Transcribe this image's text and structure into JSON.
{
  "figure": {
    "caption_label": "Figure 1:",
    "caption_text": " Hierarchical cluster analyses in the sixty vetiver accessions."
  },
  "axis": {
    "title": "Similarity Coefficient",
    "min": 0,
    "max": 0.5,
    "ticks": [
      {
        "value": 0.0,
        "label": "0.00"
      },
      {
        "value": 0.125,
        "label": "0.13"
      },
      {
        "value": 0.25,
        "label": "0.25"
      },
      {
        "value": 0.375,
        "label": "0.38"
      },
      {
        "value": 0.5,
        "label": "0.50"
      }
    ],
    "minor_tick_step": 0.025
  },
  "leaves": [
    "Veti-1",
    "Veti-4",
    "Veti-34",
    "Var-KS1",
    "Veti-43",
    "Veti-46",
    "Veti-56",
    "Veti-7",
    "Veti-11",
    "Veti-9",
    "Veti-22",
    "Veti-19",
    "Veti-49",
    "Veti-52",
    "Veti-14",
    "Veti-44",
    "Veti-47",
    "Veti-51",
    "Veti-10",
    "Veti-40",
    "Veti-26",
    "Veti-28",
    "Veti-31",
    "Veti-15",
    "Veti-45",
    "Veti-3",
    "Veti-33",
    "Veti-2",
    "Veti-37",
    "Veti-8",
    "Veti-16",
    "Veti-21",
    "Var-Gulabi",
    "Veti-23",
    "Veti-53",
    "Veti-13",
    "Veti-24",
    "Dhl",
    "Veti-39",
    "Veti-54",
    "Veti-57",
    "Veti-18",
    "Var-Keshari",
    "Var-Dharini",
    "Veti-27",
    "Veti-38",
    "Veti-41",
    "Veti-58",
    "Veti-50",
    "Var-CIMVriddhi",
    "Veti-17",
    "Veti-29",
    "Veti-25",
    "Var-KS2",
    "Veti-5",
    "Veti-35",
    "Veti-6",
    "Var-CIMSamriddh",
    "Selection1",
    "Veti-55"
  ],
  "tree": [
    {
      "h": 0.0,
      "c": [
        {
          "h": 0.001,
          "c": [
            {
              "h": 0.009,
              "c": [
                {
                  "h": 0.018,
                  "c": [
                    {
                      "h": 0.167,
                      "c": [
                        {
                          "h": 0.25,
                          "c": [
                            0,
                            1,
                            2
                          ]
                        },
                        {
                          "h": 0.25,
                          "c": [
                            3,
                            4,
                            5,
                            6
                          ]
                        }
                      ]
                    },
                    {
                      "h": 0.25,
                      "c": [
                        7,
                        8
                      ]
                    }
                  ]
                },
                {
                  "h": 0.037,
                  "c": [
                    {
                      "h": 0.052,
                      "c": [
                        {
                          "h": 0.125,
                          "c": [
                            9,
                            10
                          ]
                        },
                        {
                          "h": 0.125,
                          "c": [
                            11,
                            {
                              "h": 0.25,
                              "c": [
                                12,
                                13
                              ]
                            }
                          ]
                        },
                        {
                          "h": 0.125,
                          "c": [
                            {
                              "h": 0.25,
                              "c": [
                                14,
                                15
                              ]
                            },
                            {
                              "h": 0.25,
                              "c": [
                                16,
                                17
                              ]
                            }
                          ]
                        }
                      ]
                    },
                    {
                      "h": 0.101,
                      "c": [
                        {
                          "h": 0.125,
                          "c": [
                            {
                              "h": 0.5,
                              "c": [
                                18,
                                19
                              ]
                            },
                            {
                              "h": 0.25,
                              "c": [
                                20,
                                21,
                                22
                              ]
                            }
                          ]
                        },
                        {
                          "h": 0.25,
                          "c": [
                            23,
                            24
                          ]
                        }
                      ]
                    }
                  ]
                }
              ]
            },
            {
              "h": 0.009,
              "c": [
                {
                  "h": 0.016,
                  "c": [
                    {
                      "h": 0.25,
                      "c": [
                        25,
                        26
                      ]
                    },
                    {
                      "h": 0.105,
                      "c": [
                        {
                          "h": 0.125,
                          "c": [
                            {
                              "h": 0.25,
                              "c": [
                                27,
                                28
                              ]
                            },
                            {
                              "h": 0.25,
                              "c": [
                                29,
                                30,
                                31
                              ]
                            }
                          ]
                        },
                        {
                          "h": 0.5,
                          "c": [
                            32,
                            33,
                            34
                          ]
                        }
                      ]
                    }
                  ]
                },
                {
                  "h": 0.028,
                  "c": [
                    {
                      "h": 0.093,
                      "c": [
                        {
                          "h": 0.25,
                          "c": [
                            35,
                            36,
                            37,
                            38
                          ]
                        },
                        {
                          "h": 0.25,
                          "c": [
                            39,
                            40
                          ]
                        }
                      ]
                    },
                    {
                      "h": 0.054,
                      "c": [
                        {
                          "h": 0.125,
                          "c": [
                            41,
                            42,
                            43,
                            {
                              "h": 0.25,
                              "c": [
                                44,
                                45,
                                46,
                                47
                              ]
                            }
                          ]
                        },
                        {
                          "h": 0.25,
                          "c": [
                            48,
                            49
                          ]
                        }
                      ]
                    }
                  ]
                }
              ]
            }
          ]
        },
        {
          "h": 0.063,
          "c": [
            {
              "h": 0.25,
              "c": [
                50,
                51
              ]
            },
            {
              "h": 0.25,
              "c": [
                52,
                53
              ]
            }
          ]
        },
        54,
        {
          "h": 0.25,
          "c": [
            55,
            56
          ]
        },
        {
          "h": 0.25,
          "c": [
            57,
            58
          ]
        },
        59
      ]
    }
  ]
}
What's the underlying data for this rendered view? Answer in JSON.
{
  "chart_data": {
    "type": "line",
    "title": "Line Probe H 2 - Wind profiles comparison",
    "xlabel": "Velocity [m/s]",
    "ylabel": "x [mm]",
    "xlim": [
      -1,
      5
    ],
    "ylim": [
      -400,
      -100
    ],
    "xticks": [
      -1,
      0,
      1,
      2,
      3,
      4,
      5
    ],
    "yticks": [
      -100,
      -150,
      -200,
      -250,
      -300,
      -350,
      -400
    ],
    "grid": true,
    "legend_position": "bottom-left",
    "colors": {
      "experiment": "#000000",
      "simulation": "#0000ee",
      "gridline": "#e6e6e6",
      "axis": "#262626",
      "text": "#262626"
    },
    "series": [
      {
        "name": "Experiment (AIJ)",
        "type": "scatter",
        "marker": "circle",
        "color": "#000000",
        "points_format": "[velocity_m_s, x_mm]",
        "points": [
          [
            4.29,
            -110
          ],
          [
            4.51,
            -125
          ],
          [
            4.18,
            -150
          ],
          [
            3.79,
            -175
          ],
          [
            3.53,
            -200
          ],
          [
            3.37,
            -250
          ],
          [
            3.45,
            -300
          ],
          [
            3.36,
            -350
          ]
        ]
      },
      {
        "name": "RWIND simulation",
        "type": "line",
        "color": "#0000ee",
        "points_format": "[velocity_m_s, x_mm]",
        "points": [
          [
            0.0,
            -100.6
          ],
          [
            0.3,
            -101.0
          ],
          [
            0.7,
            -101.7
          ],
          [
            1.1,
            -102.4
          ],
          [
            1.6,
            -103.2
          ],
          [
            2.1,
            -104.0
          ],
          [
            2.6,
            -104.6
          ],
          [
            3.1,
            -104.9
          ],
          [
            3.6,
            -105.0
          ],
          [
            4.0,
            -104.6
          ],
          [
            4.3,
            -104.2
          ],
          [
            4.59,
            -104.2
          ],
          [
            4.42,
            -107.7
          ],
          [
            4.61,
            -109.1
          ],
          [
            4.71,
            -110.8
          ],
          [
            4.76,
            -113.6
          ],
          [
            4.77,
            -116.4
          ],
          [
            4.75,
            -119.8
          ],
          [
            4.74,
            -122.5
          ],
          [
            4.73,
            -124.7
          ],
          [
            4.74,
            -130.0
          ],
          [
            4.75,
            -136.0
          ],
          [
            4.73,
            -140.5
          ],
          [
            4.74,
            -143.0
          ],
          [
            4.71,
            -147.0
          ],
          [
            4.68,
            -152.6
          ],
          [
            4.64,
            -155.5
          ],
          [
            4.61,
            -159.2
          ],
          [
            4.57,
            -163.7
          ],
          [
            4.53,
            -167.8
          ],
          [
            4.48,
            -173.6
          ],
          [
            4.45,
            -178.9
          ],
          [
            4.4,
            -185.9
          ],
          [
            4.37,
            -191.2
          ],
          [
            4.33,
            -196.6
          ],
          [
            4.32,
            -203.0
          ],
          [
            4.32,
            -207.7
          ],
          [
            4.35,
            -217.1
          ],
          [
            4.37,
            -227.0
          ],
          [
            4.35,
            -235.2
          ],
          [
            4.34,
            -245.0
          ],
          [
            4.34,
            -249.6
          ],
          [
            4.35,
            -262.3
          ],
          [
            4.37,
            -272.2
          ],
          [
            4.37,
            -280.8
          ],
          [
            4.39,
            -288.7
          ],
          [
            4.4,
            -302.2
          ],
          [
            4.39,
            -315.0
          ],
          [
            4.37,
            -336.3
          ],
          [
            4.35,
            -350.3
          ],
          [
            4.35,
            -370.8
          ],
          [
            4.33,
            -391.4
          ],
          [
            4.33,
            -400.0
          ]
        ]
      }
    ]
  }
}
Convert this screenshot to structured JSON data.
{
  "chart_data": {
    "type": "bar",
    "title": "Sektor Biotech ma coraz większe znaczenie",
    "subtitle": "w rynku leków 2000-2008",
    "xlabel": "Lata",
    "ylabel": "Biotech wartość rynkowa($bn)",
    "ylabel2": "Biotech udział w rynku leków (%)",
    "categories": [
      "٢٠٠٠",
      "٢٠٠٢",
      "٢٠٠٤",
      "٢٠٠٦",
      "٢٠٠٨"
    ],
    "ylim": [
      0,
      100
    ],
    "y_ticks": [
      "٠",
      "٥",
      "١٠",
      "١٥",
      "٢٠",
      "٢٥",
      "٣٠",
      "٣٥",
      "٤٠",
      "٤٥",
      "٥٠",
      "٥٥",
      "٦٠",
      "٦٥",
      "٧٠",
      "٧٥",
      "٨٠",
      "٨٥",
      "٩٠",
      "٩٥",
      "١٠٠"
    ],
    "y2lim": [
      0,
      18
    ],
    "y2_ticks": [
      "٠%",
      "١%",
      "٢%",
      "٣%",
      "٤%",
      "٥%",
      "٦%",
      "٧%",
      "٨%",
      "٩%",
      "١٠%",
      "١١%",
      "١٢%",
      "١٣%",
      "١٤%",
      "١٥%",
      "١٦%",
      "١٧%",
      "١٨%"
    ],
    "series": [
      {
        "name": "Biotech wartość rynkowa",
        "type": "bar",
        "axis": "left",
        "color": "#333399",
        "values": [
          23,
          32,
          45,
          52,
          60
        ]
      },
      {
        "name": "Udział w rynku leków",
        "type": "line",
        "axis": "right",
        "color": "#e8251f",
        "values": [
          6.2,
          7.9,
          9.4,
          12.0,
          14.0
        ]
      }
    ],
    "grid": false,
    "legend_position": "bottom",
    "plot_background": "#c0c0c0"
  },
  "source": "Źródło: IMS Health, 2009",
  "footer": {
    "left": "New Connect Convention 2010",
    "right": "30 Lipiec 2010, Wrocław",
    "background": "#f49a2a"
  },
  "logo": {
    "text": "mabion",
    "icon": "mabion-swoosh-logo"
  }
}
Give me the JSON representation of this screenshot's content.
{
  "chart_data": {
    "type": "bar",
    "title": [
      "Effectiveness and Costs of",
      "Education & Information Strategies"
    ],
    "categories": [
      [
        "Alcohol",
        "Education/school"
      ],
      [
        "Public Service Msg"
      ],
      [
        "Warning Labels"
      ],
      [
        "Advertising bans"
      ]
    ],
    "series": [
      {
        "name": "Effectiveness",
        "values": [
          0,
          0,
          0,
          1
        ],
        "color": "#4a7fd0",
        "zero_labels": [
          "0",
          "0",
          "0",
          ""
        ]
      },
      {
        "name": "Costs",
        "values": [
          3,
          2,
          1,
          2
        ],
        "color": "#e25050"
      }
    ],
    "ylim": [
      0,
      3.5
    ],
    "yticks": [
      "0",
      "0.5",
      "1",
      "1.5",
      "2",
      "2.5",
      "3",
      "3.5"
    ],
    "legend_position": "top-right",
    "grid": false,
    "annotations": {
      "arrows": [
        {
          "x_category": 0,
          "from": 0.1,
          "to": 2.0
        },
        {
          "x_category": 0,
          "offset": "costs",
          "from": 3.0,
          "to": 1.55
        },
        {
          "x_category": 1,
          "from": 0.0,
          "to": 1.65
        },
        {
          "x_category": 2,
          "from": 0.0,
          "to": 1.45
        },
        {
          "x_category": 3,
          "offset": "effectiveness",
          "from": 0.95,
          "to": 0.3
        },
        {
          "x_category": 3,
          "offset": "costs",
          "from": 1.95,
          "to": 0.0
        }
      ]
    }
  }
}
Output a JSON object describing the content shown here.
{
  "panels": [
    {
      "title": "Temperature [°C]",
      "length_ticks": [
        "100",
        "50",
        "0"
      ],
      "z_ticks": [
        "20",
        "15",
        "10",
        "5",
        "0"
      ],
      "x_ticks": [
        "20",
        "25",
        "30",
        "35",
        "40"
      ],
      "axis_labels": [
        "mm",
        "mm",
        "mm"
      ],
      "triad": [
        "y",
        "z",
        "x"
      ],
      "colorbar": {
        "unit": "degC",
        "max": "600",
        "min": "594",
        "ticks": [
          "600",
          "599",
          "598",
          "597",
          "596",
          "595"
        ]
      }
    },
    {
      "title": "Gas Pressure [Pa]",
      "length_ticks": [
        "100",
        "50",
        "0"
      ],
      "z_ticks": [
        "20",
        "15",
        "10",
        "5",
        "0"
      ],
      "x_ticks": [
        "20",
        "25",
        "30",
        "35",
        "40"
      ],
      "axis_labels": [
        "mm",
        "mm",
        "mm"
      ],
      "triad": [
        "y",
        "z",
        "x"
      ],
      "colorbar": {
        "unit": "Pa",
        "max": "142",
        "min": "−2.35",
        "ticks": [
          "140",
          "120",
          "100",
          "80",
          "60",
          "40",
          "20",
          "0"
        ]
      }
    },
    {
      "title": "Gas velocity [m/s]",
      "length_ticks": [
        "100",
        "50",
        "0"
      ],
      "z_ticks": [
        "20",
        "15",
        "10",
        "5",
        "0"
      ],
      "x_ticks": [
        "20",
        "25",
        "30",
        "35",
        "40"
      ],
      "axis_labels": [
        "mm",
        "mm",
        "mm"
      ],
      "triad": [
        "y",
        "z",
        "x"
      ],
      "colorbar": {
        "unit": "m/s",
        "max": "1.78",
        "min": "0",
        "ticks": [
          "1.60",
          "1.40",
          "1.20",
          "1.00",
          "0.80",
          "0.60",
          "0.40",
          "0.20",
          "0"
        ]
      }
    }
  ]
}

* [WHAT TO DO]:
Scan the data above and copy every line with "JSON" in it.

* [TASK RESPONSE]:
Transcribe this image's text and structure into JSON.
What's the underlying data for this rendered view? Answer in JSON.
Convert this screenshot to structured JSON data.
Give me the JSON representation of this screenshot's content.
Output a JSON object describing the content shown here.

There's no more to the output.